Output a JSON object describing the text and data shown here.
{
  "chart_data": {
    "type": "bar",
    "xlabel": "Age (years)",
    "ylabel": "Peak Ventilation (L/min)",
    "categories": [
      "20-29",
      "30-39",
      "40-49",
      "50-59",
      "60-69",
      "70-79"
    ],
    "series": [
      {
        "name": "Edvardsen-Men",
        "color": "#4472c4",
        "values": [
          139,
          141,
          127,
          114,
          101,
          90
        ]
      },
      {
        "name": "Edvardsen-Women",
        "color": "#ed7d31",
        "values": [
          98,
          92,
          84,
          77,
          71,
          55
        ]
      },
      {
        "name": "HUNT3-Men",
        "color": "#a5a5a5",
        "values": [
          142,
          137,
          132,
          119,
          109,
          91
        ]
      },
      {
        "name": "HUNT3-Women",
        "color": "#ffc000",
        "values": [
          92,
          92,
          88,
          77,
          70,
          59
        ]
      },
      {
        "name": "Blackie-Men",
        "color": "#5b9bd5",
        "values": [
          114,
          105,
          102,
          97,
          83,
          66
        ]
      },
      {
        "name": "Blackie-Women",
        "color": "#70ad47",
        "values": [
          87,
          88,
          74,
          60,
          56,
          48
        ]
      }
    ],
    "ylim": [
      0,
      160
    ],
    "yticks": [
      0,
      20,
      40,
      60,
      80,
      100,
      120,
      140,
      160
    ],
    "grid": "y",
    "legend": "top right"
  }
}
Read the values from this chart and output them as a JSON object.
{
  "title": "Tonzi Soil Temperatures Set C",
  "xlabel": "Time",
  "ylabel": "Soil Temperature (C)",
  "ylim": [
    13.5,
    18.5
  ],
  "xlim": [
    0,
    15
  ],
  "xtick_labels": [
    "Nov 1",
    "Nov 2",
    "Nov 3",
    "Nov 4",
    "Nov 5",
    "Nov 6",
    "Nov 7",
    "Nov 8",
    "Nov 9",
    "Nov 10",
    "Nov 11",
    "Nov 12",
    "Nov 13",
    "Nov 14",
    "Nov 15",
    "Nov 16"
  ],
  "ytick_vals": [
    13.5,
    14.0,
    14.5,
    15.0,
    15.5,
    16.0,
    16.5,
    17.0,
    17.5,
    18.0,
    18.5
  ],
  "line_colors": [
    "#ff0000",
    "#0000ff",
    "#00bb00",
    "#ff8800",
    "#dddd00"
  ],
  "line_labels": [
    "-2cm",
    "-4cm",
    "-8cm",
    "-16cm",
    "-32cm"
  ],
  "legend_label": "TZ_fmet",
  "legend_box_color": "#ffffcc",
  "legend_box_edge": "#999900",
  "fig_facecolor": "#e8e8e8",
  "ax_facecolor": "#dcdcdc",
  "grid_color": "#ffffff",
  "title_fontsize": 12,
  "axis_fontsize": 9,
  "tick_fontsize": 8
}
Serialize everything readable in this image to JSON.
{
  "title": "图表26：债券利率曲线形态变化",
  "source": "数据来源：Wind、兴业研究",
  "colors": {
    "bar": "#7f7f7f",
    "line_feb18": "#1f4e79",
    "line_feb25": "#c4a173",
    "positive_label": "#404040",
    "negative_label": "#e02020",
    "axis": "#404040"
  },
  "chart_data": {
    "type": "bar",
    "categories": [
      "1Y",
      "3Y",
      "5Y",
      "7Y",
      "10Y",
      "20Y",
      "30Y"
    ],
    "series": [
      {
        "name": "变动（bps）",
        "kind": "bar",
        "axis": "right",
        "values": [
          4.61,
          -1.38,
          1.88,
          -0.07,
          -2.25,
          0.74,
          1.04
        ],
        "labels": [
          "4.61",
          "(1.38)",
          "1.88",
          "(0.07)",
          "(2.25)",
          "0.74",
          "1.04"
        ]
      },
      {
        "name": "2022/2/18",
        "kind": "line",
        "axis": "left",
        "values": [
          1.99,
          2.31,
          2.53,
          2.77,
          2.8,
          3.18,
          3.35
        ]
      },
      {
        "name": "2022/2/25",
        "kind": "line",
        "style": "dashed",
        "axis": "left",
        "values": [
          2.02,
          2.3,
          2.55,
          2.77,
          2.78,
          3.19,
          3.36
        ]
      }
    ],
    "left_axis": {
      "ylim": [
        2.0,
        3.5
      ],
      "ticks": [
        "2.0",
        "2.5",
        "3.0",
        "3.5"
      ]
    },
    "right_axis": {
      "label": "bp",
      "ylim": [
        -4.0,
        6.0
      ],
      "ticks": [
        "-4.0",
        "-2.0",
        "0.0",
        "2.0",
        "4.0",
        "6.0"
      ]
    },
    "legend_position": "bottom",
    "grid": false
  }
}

Direction |
Using the records above, gather all lines where the string "this" is present.

Answer to the task |
Read the values from this chart and output them as a JSON object.
Serialize everything readable in this image to JSON.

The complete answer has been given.